◆ **What to do**: Reproduce every line of the following material without changing anything.

[Material for the task start]

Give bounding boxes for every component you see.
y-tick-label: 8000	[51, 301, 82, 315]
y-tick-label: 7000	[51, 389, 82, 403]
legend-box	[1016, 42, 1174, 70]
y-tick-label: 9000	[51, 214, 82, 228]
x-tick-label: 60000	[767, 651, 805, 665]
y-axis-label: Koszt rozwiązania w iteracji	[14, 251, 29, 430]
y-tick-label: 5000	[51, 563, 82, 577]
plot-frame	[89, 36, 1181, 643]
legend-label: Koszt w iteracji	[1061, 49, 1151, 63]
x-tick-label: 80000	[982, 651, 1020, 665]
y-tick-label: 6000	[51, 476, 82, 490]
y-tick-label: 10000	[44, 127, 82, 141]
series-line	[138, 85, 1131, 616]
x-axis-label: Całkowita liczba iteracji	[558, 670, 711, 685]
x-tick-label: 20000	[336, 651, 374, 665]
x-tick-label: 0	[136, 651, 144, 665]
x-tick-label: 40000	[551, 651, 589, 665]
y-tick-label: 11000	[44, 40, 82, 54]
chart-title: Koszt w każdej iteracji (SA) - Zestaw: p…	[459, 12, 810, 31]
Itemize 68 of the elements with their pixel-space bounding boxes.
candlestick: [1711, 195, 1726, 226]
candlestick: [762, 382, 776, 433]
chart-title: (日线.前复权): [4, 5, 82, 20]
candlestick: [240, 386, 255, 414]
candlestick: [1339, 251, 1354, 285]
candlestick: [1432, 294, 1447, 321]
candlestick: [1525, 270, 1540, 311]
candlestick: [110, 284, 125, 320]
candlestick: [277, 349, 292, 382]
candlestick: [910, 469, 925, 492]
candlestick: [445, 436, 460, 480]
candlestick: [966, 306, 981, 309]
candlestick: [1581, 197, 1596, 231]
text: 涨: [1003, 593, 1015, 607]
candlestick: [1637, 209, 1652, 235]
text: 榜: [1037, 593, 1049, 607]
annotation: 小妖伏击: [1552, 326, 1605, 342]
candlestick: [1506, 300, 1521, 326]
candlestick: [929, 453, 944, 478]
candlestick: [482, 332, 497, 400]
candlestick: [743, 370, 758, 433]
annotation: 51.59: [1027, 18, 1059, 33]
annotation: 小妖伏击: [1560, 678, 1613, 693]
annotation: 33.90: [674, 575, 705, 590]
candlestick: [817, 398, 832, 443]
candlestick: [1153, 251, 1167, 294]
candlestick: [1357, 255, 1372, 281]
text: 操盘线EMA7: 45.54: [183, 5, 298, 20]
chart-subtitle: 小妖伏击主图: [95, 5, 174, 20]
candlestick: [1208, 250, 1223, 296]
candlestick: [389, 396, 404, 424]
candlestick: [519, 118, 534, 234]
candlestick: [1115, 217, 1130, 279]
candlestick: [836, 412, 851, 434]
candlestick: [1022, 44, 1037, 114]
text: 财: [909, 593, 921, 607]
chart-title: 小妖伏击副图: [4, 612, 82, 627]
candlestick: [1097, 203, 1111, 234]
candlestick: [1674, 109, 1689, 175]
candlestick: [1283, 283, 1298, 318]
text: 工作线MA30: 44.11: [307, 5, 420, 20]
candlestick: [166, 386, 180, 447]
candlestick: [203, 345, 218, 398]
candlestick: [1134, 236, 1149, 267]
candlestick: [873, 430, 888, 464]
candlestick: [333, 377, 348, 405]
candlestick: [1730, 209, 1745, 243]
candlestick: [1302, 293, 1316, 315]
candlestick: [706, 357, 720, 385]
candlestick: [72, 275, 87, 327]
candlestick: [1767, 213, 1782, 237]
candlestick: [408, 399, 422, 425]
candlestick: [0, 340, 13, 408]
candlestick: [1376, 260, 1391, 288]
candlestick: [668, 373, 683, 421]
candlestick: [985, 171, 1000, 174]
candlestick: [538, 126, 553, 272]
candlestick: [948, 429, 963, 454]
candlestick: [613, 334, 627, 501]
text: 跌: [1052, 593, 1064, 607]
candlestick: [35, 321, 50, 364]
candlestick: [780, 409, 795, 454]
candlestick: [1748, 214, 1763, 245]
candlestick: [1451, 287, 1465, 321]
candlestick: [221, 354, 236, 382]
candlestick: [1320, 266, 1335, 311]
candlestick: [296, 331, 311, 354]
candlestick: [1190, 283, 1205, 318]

[Material for the task end]

◆ **Output of the exercise**:
Give bounding boxes for every component you see.
y-tick-label: 8000	[51, 301, 82, 315]
y-tick-label: 7000	[51, 389, 82, 403]
legend-box	[1016, 42, 1174, 70]
y-tick-label: 9000	[51, 214, 82, 228]
x-tick-label: 60000	[767, 651, 805, 665]
y-axis-label: Koszt rozwiązania w iteracji	[14, 251, 29, 430]
y-tick-label: 5000	[51, 563, 82, 577]
plot-frame	[89, 36, 1181, 643]
legend-label: Koszt w iteracji	[1061, 49, 1151, 63]
x-tick-label: 80000	[982, 651, 1020, 665]
y-tick-label: 6000	[51, 476, 82, 490]
y-tick-label: 10000	[44, 127, 82, 141]
series-line	[138, 85, 1131, 616]
x-axis-label: Całkowita liczba iteracji	[558, 670, 711, 685]
x-tick-label: 20000	[336, 651, 374, 665]
x-tick-label: 0	[136, 651, 144, 665]
x-tick-label: 40000	[551, 651, 589, 665]
y-tick-label: 11000	[44, 40, 82, 54]
chart-title: Koszt w każdej iteracji (SA) - Zestaw: p…	[459, 12, 810, 31]
Itemize 68 of the elements with their pixel-space bounding boxes.
candlestick: [1711, 195, 1726, 226]
candlestick: [762, 382, 776, 433]
chart-title: (日线.前复权): [4, 5, 82, 20]
candlestick: [240, 386, 255, 414]
candlestick: [1339, 251, 1354, 285]
candlestick: [1432, 294, 1447, 321]
candlestick: [1525, 270, 1540, 311]
candlestick: [110, 284, 125, 320]
candlestick: [277, 349, 292, 382]
candlestick: [910, 469, 925, 492]
candlestick: [445, 436, 460, 480]
candlestick: [966, 306, 981, 309]
candlestick: [1581, 197, 1596, 231]
text: 涨: [1003, 593, 1015, 607]
candlestick: [1637, 209, 1652, 235]
text: 榜: [1037, 593, 1049, 607]
annotation: 小妖伏击: [1552, 326, 1605, 342]
candlestick: [1506, 300, 1521, 326]
candlestick: [929, 453, 944, 478]
candlestick: [482, 332, 497, 400]
candlestick: [743, 370, 758, 433]
annotation: 51.59: [1027, 18, 1059, 33]
annotation: 小妖伏击: [1560, 678, 1613, 693]
annotation: 33.90: [674, 575, 705, 590]
candlestick: [817, 398, 832, 443]
candlestick: [1153, 251, 1167, 294]
candlestick: [1357, 255, 1372, 281]
text: 操盘线EMA7: 45.54: [183, 5, 298, 20]
chart-subtitle: 小妖伏击主图: [95, 5, 174, 20]
candlestick: [1208, 250, 1223, 296]
candlestick: [389, 396, 404, 424]
candlestick: [519, 118, 534, 234]
candlestick: [1115, 217, 1130, 279]
candlestick: [836, 412, 851, 434]
candlestick: [1022, 44, 1037, 114]
text: 财: [909, 593, 921, 607]
chart-title: 小妖伏击副图: [4, 612, 82, 627]
candlestick: [1097, 203, 1111, 234]
candlestick: [1674, 109, 1689, 175]
candlestick: [1283, 283, 1298, 318]
text: 工作线MA30: 44.11: [307, 5, 420, 20]
candlestick: [166, 386, 180, 447]
candlestick: [203, 345, 218, 398]
candlestick: [1134, 236, 1149, 267]
candlestick: [873, 430, 888, 464]
candlestick: [333, 377, 348, 405]
candlestick: [1730, 209, 1745, 243]
candlestick: [1302, 293, 1316, 315]
candlestick: [706, 357, 720, 385]
candlestick: [72, 275, 87, 327]
candlestick: [1767, 213, 1782, 237]
candlestick: [408, 399, 422, 425]
candlestick: [0, 340, 13, 408]
candlestick: [1376, 260, 1391, 288]
candlestick: [668, 373, 683, 421]
candlestick: [985, 171, 1000, 174]
candlestick: [538, 126, 553, 272]
candlestick: [948, 429, 963, 454]
candlestick: [613, 334, 627, 501]
text: 跌: [1052, 593, 1064, 607]
candlestick: [35, 321, 50, 364]
candlestick: [780, 409, 795, 454]
candlestick: [1748, 214, 1763, 245]
candlestick: [1451, 287, 1465, 321]
candlestick: [221, 354, 236, 382]
candlestick: [1320, 266, 1335, 311]
candlestick: [296, 331, 311, 354]
candlestick: [1190, 283, 1205, 318]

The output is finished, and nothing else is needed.